> Instructions for the task: Without including any pictures, write out all the entries exactly.

> Information shown:
------------------------------------------------
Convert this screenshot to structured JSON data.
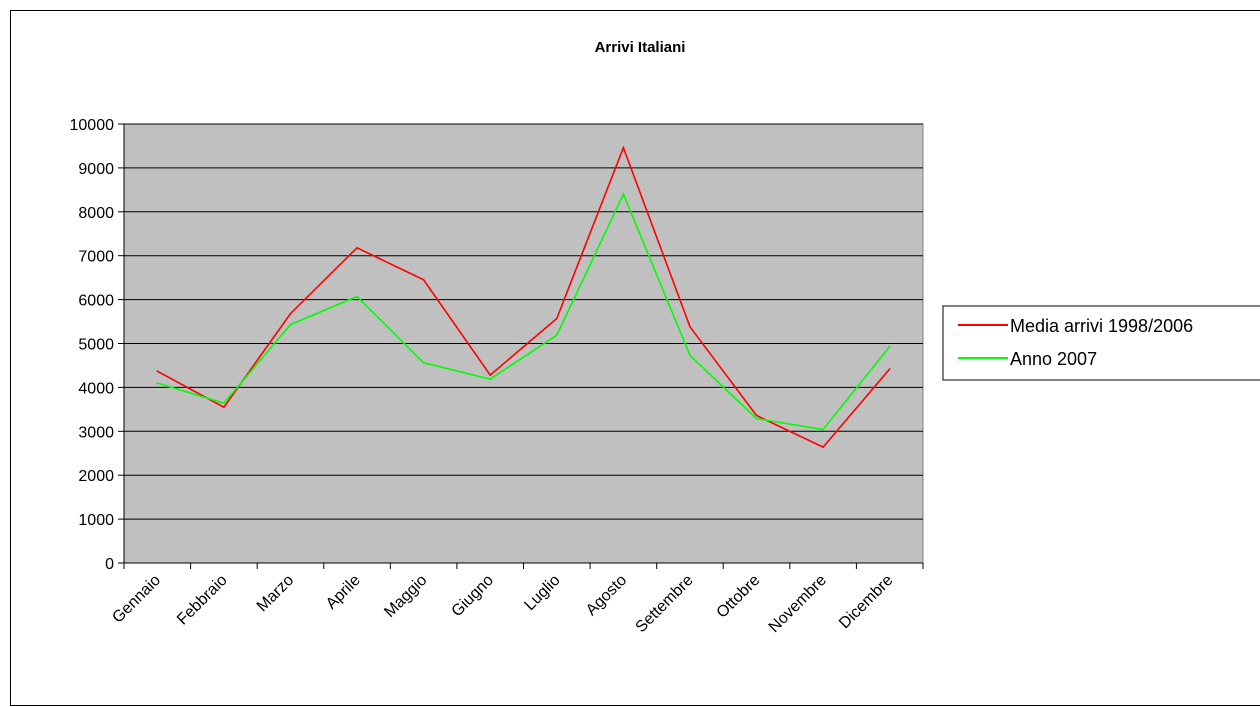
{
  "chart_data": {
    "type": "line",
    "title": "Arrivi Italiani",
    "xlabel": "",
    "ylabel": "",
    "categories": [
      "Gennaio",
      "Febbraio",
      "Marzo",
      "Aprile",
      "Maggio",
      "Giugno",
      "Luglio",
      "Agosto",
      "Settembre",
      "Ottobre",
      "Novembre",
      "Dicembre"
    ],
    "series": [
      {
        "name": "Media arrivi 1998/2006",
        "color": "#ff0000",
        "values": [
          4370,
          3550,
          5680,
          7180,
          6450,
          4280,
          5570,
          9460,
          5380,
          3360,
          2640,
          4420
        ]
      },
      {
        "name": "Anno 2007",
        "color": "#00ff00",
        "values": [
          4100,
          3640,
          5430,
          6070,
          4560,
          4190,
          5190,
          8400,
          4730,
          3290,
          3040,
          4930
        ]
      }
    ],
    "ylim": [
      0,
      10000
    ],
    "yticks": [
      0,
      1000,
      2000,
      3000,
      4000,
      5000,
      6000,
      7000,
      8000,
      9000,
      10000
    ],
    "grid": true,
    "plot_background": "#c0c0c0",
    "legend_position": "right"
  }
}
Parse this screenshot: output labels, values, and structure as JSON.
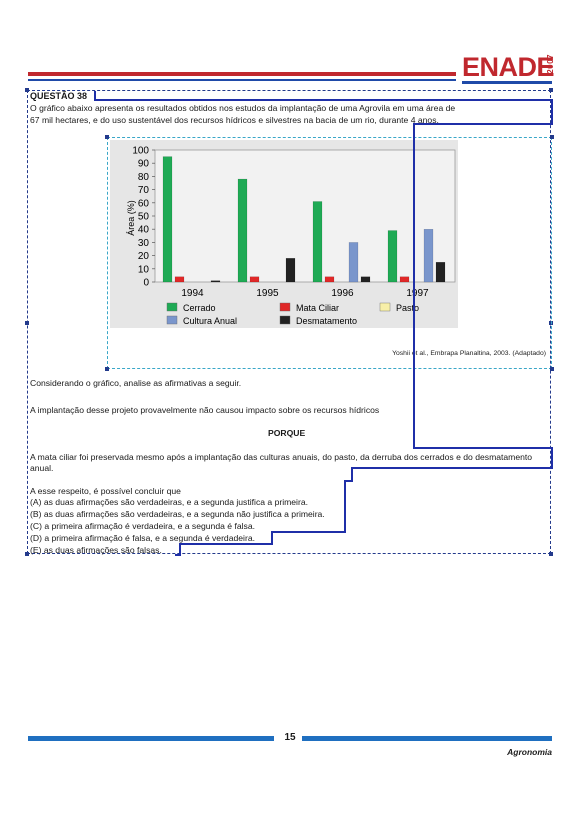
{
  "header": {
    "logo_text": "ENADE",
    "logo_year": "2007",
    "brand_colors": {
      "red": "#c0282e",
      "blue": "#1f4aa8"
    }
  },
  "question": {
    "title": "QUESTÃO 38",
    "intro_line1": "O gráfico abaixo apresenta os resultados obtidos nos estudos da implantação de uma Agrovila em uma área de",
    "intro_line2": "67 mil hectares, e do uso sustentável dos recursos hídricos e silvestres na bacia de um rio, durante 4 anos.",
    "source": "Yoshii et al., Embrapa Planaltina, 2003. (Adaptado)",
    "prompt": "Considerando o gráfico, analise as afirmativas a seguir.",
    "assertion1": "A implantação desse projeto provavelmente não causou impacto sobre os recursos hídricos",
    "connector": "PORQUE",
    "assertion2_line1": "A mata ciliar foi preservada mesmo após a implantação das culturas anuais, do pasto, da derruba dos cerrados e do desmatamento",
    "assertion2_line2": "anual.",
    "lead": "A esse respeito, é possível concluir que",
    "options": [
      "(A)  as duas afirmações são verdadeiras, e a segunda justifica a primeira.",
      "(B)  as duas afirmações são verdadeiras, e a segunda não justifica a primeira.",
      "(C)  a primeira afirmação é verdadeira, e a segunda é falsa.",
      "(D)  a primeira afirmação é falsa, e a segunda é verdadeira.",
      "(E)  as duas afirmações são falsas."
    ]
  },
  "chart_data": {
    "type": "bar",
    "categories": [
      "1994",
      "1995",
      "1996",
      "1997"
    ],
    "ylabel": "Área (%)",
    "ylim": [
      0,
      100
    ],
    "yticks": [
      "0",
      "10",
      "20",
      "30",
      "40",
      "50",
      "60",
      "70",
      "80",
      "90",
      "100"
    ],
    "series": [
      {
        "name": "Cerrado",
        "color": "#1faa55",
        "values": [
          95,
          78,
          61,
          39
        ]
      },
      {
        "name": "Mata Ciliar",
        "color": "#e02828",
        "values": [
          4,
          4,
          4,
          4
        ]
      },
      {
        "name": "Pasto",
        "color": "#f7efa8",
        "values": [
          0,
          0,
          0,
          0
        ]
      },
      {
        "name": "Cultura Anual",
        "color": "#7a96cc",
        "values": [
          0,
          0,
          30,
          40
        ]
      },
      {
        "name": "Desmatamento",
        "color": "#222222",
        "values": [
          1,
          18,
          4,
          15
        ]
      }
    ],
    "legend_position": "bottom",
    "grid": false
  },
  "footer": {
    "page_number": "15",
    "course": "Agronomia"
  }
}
------------------------------------------------
> Written answer:
Convert this screenshot to structured JSON data.
{
  "chart_data": {
    "type": "line",
    "title": "Arrivi Italiani",
    "xlabel": "",
    "ylabel": "",
    "categories": [
      "Gennaio",
      "Febbraio",
      "Marzo",
      "Aprile",
      "Maggio",
      "Giugno",
      "Luglio",
      "Agosto",
      "Settembre",
      "Ottobre",
      "Novembre",
      "Dicembre"
    ],
    "series": [
      {
        "name": "Media arrivi 1998/2006",
        "color": "#ff0000",
        "values": [
          4370,
          3550,
          5680,
          7180,
          6450,
          4280,
          5570,
          9460,
          5380,
          3360,
          2640,
          4420
        ]
      },
      {
        "name": "Anno 2007",
        "color": "#00ff00",
        "values": [
          4100,
          3640,
          5430,
          6070,
          4560,
          4190,
          5190,
          8400,
          4730,
          3290,
          3040,
          4930
        ]
      }
    ],
    "ylim": [
      0,
      10000
    ],
    "yticks": [
      0,
      1000,
      2000,
      3000,
      4000,
      5000,
      6000,
      7000,
      8000,
      9000,
      10000
    ],
    "grid": true,
    "plot_background": "#c0c0c0",
    "legend_position": "right"
  }
}
Parse this screenshot: output labels, values, and structure as JSON.
{
  "header": {
    "logo_text": "ENADE",
    "logo_year": "2007",
    "brand_colors": {
      "red": "#c0282e",
      "blue": "#1f4aa8"
    }
  },
  "question": {
    "title": "QUESTÃO 38",
    "intro_line1": "O gráfico abaixo apresenta os resultados obtidos nos estudos da implantação de uma Agrovila em uma área de",
    "intro_line2": "67 mil hectares, e do uso sustentável dos recursos hídricos e silvestres na bacia de um rio, durante 4 anos.",
    "source": "Yoshii et al., Embrapa Planaltina, 2003. (Adaptado)",
    "prompt": "Considerando o gráfico, analise as afirmativas a seguir.",
    "assertion1": "A implantação desse projeto provavelmente não causou impacto sobre os recursos hídricos",
    "connector": "PORQUE",
    "assertion2_line1": "A mata ciliar foi preservada mesmo após a implantação das culturas anuais, do pasto, da derruba dos cerrados e do desmatamento",
    "assertion2_line2": "anual.",
    "lead": "A esse respeito, é possível concluir que",
    "options": [
      "(A)  as duas afirmações são verdadeiras, e a segunda justifica a primeira.",
      "(B)  as duas afirmações são verdadeiras, e a segunda não justifica a primeira.",
      "(C)  a primeira afirmação é verdadeira, e a segunda é falsa.",
      "(D)  a primeira afirmação é falsa, e a segunda é verdadeira.",
      "(E)  as duas afirmações são falsas."
    ]
  },
  "chart_data": {
    "type": "bar",
    "categories": [
      "1994",
      "1995",
      "1996",
      "1997"
    ],
    "ylabel": "Área (%)",
    "ylim": [
      0,
      100
    ],
    "yticks": [
      "0",
      "10",
      "20",
      "30",
      "40",
      "50",
      "60",
      "70",
      "80",
      "90",
      "100"
    ],
    "series": [
      {
        "name": "Cerrado",
        "color": "#1faa55",
        "values": [
          95,
          78,
          61,
          39
        ]
      },
      {
        "name": "Mata Ciliar",
        "color": "#e02828",
        "values": [
          4,
          4,
          4,
          4
        ]
      },
      {
        "name": "Pasto",
        "color": "#f7efa8",
        "values": [
          0,
          0,
          0,
          0
        ]
      },
      {
        "name": "Cultura Anual",
        "color": "#7a96cc",
        "values": [
          0,
          0,
          30,
          40
        ]
      },
      {
        "name": "Desmatamento",
        "color": "#222222",
        "values": [
          1,
          18,
          4,
          15
        ]
      }
    ],
    "legend_position": "bottom",
    "grid": false
  },
  "footer": {
    "page_number": "15",
    "course": "Agronomia"
  }
}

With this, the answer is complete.